▶ Extract to read:
____________

It is so very hard to juggle many things at once, and while I love to be super busy, it does take a toll, and many things do give and fall through the cracks here and there...and my blogging seems to be one that falls through the cracks ever so effortlessly...but seriously, I still feel guilty.
So let me recap...
January: I spent inside, I put away all of my Christmas decorations....The start of the new year always gets me into home-decor, I want to clean and organize and re-arrange everything...of course this meant organizing my studio,to make it more efficient and neat which of course helps when you're expecting an avalanche of work incoming. January also tested me, as I had to "impatiently" wait to hear from the shows I had applied to, in the hopes of being accepted...waiting is not my forte.
February: I got some shows approval, the main one being Carolina Fiber fest....I began to create a large amount of pieces, as I felt very confident this would be my biggest show and challenge yet. Of course, I always begin my list with very large quantity numbers, always to edit that in a realistic way..maybe if I had a better studio (not inside my closet and a side office table), maybe if I was a full time potter...but maybe I should try to keep my sanity by learning to predict quantities better, so I don't have to create so much in such a short period. My goal was over 500 individual miscellaneous pieces.

____________

▶ Given information:
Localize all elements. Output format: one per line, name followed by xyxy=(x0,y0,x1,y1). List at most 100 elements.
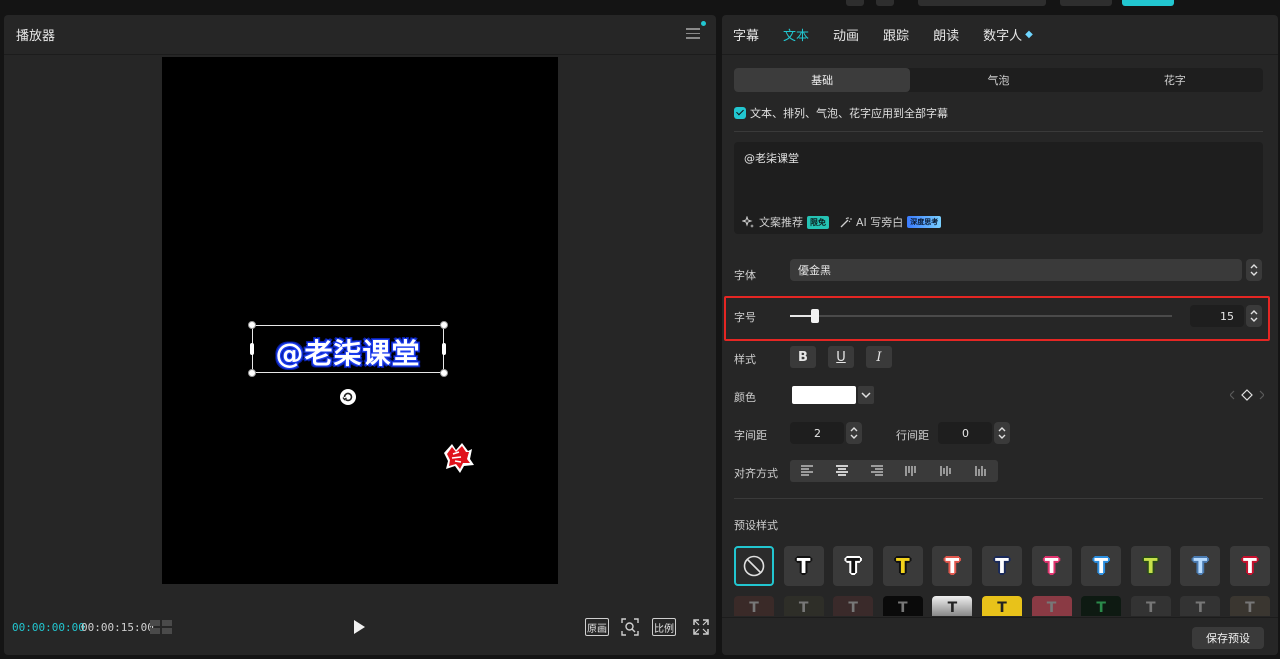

____________

▶ To-do list:
**A)** Answer these about the blog post, one line each:
(i) What did the writer put away in January?
(ii) Which show was the main one the writer got approval for in February?
(iii) How many pieces did the writer aim to make?
**B)** Copy out the stretch of the blog post from "So let me recap..." through "not my forte.".

▶ Outputs:
**A)**
(i) All of the Christmas decorations.
(ii) Carolina Fiber fest.
(iii) Over 500 individual miscellaneous pieces.

**B)**
So let me recap...
January: I spent inside, I put away all of my Christmas decorations....The start of the new year always gets me into home-decor, I want to clean and organize and re-arrange everything...of course this meant organizing my studio,to make it more efficient and neat which of course helps when you're expecting an avalanche of work incoming. January also tested me, as I had to "impatiently" wait to hear from the shows I had applied to, in the hopes of being accepted...waiting is not my forte.